* [TASK DIRECTIONS]: Find every line in the records that holds the string "been". Copy each one.

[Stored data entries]
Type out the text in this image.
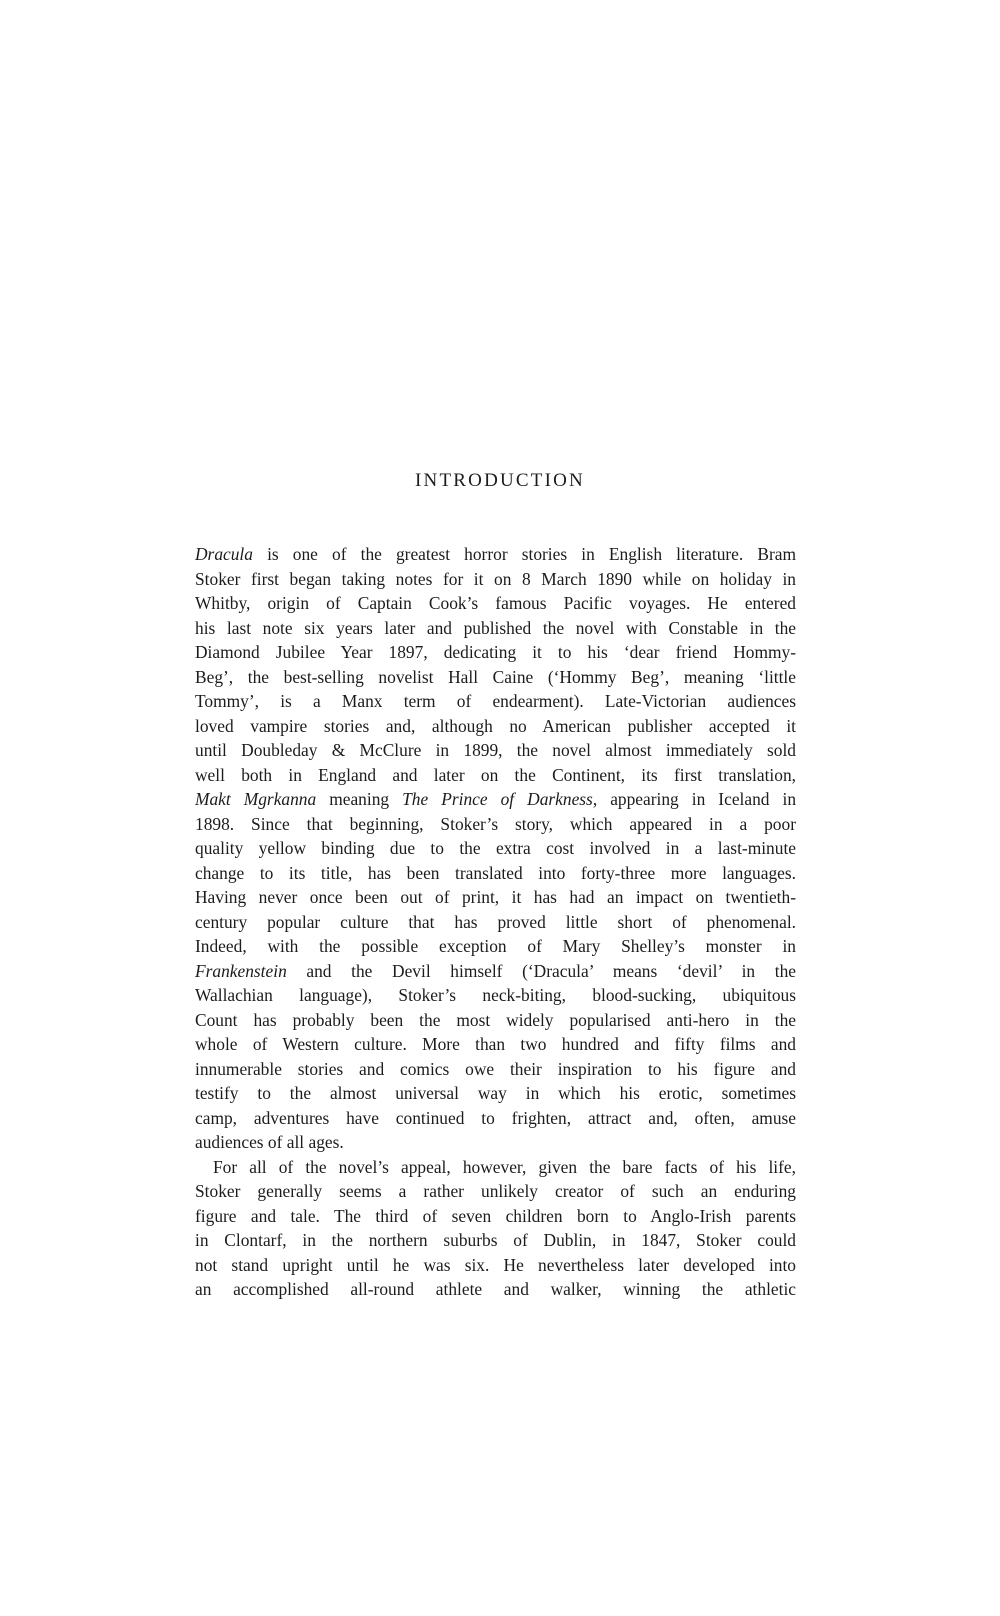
INTRODUCTION
Dracula is one of the greatest horror stories in English literature. Bram
Stoker first began taking notes for it on 8 March 1890 while on holiday in
Whitby, origin of Captain Cook’s famous Pacific voyages. He entered
his last note six years later and published the novel with Constable in the
Diamond Jubilee Year 1897, dedicating it to his ‘dear friend Hommy-
Beg’, the best-selling novelist Hall Caine (‘Hommy Beg’, meaning ‘little
Tommy’, is a Manx term of endearment). Late-Victorian audiences
loved vampire stories and, although no American publisher accepted it
until Doubleday & McClure in 1899, the novel almost immediately sold
well both in England and later on the Continent, its first translation,
Makt Mgrkanna meaning The Prince of Darkness, appearing in Iceland in
1898. Since that beginning, Stoker’s story, which appeared in a poor
quality yellow binding due to the extra cost involved in a last-minute
change to its title, has been translated into forty-three more languages.
Having never once been out of print, it has had an impact on twentieth-
century popular culture that has proved little short of phenomenal.
Indeed, with the possible exception of Mary Shelley’s monster in
Frankenstein and the Devil himself (‘Dracula’ means ‘devil’ in the
Wallachian language), Stoker’s neck-biting, blood-sucking, ubiquitous
Count has probably been the most widely popularised anti-hero in the
whole of Western culture. More than two hundred and fifty films and
innumerable stories and comics owe their inspiration to his figure and
testify to the almost universal way in which his erotic, sometimes
camp, adventures have continued to frighten, attract and, often, amuse
audiences of all ages.
For all of the novel’s appeal, however, given the bare facts of his life,
Stoker generally seems a rather unlikely creator of such an enduring
figure and tale. The third of seven children born to Anglo-Irish parents
in Clontarf, in the northern suburbs of Dublin, in 1847, Stoker could
not stand upright until he was six. He nevertheless later developed into
an accomplished all-round athlete and walker, winning the athletic
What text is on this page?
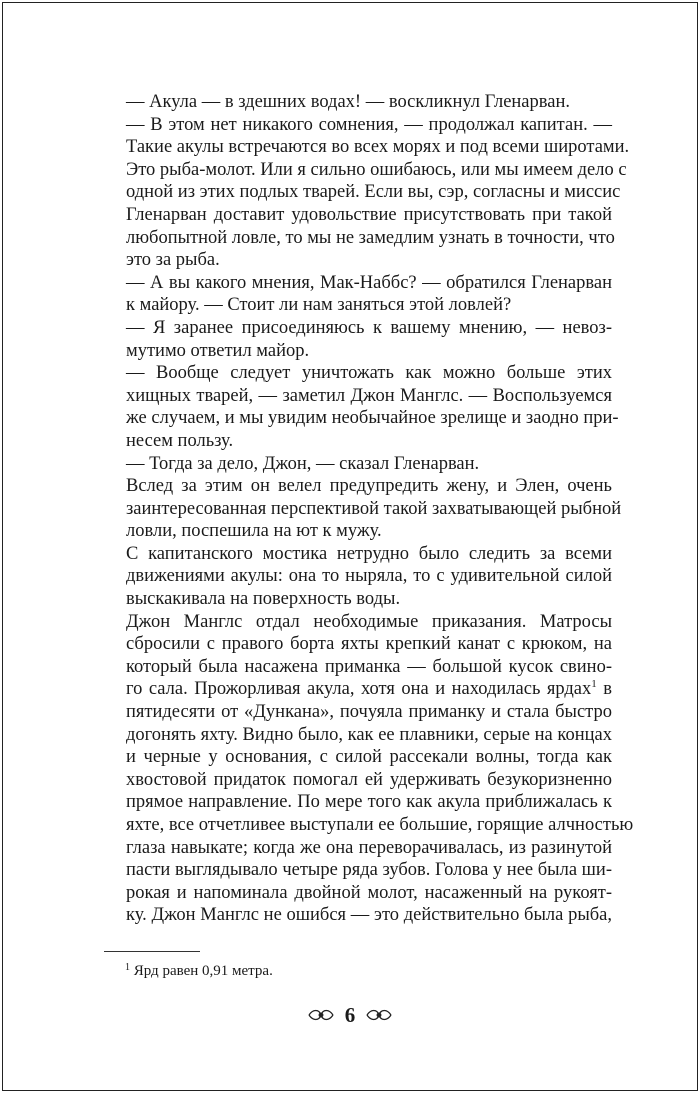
— Акула — в здешних водах! — воскликнул Гленарван.

— В этом нет никакого сомнения, — продолжал капитан. —
Такие акулы встречаются во всех морях и под всеми широтами.
Это рыба-молот. Или я сильно ошибаюсь, или мы имеем дело с
одной из этих подлых тварей. Если вы, сэр, согласны и миссис
Гленарван доставит удовольствие присутствовать при такой
любопытной ловле, то мы не замедлим узнать в точности, что
это за рыба.

— А вы какого мнения, Мак-Наббс? — обратился Гленарван
к майору. — Стоит ли нам заняться этой ловлей?

— Я заранее присоединяюсь к вашему мнению, — невоз-
мутимо ответил майор.

— Вообще следует уничтожать как можно больше этих
хищных тварей, — заметил Джон Манглс. — Воспользуемся
же случаем, и мы увидим необычайное зрелище и заодно при-
несем пользу.

— Тогда за дело, Джон, — сказал Гленарван.

Вслед за этим он велел предупредить жену, и Элен, очень
заинтересованная перспективой такой захватывающей рыбной
ловли, поспешила на ют к мужу.

С капитанского мостика нетрудно было следить за всеми
движениями акулы: она то ныряла, то с удивительной силой
выскакивала на поверхность воды.

Джон Манглс отдал необходимые приказания. Матросы
сбросили с правого борта яхты крепкий канат с крюком, на
который была насажена приманка — большой кусок свино-
го сала. Прожорливая акула, хотя она и находилась ярдах$^1$ в
пятидесяти от «Дункана», почуяла приманку и стала быстро
догонять яхту. Видно было, как ее плавники, серые на концах
и черные у основания, с силой рассекали волны, тогда как
хвостовой придаток помогал ей удерживать безукоризненно
прямое направление. По мере того как акула приближалась к
яхте, все отчетливее выступали ее большие, горящие алчностью
глаза навыкате; когда же она переворачивалась, из разинутой
пасти выглядывало четыре ряда зубов. Голова у нее была ши-
рокая и напоминала двойной молот, насаженный на рукоят-
ку. Джон Манглс не ошибся — это действительно была рыба,

$^1$ Ярд равен 0,91 метра.
6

* [TASK ANSWER]:
change to its title, has been translated into forty-three more languages.
Having never once been out of print, it has had an impact on twentieth-
Count has probably been the most widely popularised anti-hero in the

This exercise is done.